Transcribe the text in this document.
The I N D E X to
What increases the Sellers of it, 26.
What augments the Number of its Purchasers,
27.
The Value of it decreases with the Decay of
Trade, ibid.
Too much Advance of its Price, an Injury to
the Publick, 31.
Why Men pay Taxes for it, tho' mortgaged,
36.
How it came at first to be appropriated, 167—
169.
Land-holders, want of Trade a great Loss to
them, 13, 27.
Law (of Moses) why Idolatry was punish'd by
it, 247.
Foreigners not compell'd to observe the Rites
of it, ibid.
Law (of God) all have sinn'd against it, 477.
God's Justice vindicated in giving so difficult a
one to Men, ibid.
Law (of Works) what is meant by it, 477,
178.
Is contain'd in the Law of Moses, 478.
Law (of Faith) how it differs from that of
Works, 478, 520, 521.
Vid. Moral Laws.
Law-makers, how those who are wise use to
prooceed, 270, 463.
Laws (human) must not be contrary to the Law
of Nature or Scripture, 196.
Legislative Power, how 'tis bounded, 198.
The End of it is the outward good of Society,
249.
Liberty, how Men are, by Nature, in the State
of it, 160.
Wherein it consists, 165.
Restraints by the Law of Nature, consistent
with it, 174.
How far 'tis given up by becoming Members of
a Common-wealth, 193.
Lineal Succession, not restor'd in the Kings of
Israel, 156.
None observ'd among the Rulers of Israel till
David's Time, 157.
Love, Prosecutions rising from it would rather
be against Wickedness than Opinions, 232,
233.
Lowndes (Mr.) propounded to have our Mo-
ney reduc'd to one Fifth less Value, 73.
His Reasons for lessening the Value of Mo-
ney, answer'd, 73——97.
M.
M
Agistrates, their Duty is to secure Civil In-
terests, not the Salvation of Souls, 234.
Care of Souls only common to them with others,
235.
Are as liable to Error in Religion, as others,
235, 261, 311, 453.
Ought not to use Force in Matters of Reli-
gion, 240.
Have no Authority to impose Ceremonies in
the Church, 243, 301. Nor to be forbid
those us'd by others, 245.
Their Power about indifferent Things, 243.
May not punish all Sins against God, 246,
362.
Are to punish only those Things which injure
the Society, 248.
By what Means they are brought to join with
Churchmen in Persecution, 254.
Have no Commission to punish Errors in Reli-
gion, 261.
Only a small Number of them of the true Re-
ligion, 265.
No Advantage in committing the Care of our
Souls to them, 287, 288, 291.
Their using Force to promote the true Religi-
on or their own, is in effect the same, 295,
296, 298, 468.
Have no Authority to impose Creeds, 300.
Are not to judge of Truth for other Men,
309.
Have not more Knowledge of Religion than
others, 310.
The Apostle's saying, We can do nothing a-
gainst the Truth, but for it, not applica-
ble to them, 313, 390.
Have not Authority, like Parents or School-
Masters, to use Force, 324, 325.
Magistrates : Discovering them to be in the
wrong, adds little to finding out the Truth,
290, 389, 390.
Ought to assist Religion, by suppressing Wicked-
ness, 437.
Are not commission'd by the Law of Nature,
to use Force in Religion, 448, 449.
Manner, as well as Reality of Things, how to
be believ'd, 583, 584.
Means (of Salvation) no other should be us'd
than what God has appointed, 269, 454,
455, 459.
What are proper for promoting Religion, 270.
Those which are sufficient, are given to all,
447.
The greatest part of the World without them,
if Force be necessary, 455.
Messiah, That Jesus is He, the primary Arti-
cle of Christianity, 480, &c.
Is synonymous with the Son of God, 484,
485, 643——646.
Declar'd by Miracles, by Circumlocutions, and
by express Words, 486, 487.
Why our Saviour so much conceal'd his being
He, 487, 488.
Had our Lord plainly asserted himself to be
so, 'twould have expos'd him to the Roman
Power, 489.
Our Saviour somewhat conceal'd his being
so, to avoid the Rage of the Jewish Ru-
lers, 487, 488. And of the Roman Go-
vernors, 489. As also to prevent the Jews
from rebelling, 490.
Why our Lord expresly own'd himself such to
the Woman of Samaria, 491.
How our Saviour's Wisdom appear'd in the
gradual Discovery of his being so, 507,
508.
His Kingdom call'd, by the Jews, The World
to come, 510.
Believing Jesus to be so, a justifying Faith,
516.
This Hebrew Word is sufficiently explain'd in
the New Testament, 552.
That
--------
Work required: All of the lines above must be returned exactly.

Reply:
Transcribe the text in this document.
The I N D E X to
What increases the Sellers of it, 26.
What augments the Number of its Purchasers,
27.
The Value of it decreases with the Decay of
Trade, ibid.
Too much Advance of its Price, an Injury to
the Publick, 31.
Why Men pay Taxes for it, tho' mortgaged,
36.
How it came at first to be appropriated, 167—
169.
Land-holders, want of Trade a great Loss to
them, 13, 27.
Law (of Moses) why Idolatry was punish'd by
it, 247.
Foreigners not compell'd to observe the Rites
of it, ibid.
Law (of God) all have sinn'd against it, 477.
God's Justice vindicated in giving so difficult a
one to Men, ibid.
Law (of Works) what is meant by it, 477,
178.
Is contain'd in the Law of Moses, 478.
Law (of Faith) how it differs from that of
Works, 478, 520, 521.
Vid. Moral Laws.
Law-makers, how those who are wise use to
prooceed, 270, 463.
Laws (human) must not be contrary to the Law
of Nature or Scripture, 196.
Legislative Power, how 'tis bounded, 198.
The End of it is the outward good of Society,
249.
Liberty, how Men are, by Nature, in the State
of it, 160.
Wherein it consists, 165.
Restraints by the Law of Nature, consistent
with it, 174.
How far 'tis given up by becoming Members of
a Common-wealth, 193.
Lineal Succession, not restor'd in the Kings of
Israel, 156.
None observ'd among the Rulers of Israel till
David's Time, 157.
Love, Prosecutions rising from it would rather
be against Wickedness than Opinions, 232,
233.
Lowndes (Mr.) propounded to have our Mo-
ney reduc'd to one Fifth less Value, 73.
His Reasons for lessening the Value of Mo-
ney, answer'd, 73——97.
M.
M
Agistrates, their Duty is to secure Civil In-
terests, not the Salvation of Souls, 234.
Care of Souls only common to them with others,
235.
Are as liable to Error in Religion, as others,
235, 261, 311, 453.
Ought not to use Force in Matters of Reli-
gion, 240.
Have no Authority to impose Ceremonies in
the Church, 243, 301. Nor to be forbid
those us'd by others, 245.
Their Power about indifferent Things, 243.
May not punish all Sins against God, 246,
362.
Are to punish only those Things which injure
the Society, 248.
By what Means they are brought to join with
Churchmen in Persecution, 254.
Have no Commission to punish Errors in Reli-
gion, 261.
Only a small Number of them of the true Re-
ligion, 265.
No Advantage in committing the Care of our
Souls to them, 287, 288, 291.
Their using Force to promote the true Religi-
on or their own, is in effect the same, 295,
296, 298, 468.
Have no Authority to impose Creeds, 300.
Are not to judge of Truth for other Men,
309.
Have not more Knowledge of Religion than
others, 310.
The Apostle's saying, We can do nothing a-
gainst the Truth, but for it, not applica-
ble to them, 313, 390.
Have not Authority, like Parents or School-
Masters, to use Force, 324, 325.
Magistrates : Discovering them to be in the
wrong, adds little to finding out the Truth,
290, 389, 390.
Ought to assist Religion, by suppressing Wicked-
ness, 437.
Are not commission'd by the Law of Nature,
to use Force in Religion, 448, 449.
Manner, as well as Reality of Things, how to
be believ'd, 583, 584.
Means (of Salvation) no other should be us'd
than what God has appointed, 269, 454,
455, 459.
What are proper for promoting Religion, 270.
Those which are sufficient, are given to all,
447.
The greatest part of the World without them,
if Force be necessary, 455.
Messiah, That Jesus is He, the primary Arti-
cle of Christianity, 480, &c.
Is synonymous with the Son of God, 484,
485, 643——646.
Declar'd by Miracles, by Circumlocutions, and
by express Words, 486, 487.
Why our Saviour so much conceal'd his being
He, 487, 488.
Had our Lord plainly asserted himself to be
so, 'twould have expos'd him to the Roman
Power, 489.
Our Saviour somewhat conceal'd his being
so, to avoid the Rage of the Jewish Ru-
lers, 487, 488. And of the Roman Go-
vernors, 489. As also to prevent the Jews
from rebelling, 490.
Why our Lord expresly own'd himself such to
the Woman of Samaria, 491.
How our Saviour's Wisdom appear'd in the
gradual Discovery of his being so, 507,
508.
His Kingdom call'd, by the Jews, The World
to come, 510.
Believing Jesus to be so, a justifying Faith,
516.
This Hebrew Word is sufficiently explain'd in
the New Testament, 552.
That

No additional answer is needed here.